RECORDS SUPPLIED |
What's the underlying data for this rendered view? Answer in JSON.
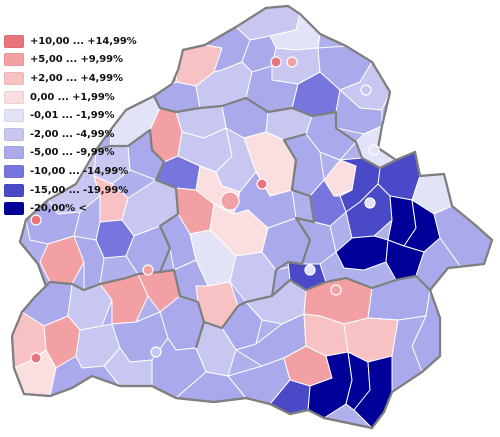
{
  "legend": {
    "items": [
      {
        "label": "+10,00 ... +14,99%",
        "color": "#e8747d"
      },
      {
        "label": "+5,00 ... +9,99%",
        "color": "#f3a0a4"
      },
      {
        "label": "+2,00 ... +4,99%",
        "color": "#f8c1c4"
      },
      {
        "label": "0,00 ... +1,99%",
        "color": "#fbdfe0"
      },
      {
        "label": "-0,01 ... -1,99%",
        "color": "#e3e3f8"
      },
      {
        "label": "-2,00 ... -4,99%",
        "color": "#c7c7f1"
      },
      {
        "label": "-5,00 ... -9,99%",
        "color": "#a9a9ec"
      },
      {
        "label": "-10,00 ... -14,99%",
        "color": "#7676de"
      },
      {
        "label": "-15,00 ... -19,99%",
        "color": "#4a4ac8"
      },
      {
        "label": "-20,00% <",
        "color": "#000099"
      }
    ]
  },
  "colors": {
    "border": "#7f7f7f",
    "background": "#ffffff"
  }
}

WHAT TO WORK ON | An exact transcription of all the entries is required, without the pictures.

TASK ANSWER |
What's the underlying data for this rendered view? Answer in JSON.
{
  "legend": {
    "items": [
      {
        "label": "+10,00 ... +14,99%",
        "color": "#e8747d"
      },
      {
        "label": "+5,00 ... +9,99%",
        "color": "#f3a0a4"
      },
      {
        "label": "+2,00 ... +4,99%",
        "color": "#f8c1c4"
      },
      {
        "label": "0,00 ... +1,99%",
        "color": "#fbdfe0"
      },
      {
        "label": "-0,01 ... -1,99%",
        "color": "#e3e3f8"
      },
      {
        "label": "-2,00 ... -4,99%",
        "color": "#c7c7f1"
      },
      {
        "label": "-5,00 ... -9,99%",
        "color": "#a9a9ec"
      },
      {
        "label": "-10,00 ... -14,99%",
        "color": "#7676de"
      },
      {
        "label": "-15,00 ... -19,99%",
        "color": "#4a4ac8"
      },
      {
        "label": "-20,00% <",
        "color": "#000099"
      }
    ]
  },
  "colors": {
    "border": "#7f7f7f",
    "background": "#ffffff"
  }
}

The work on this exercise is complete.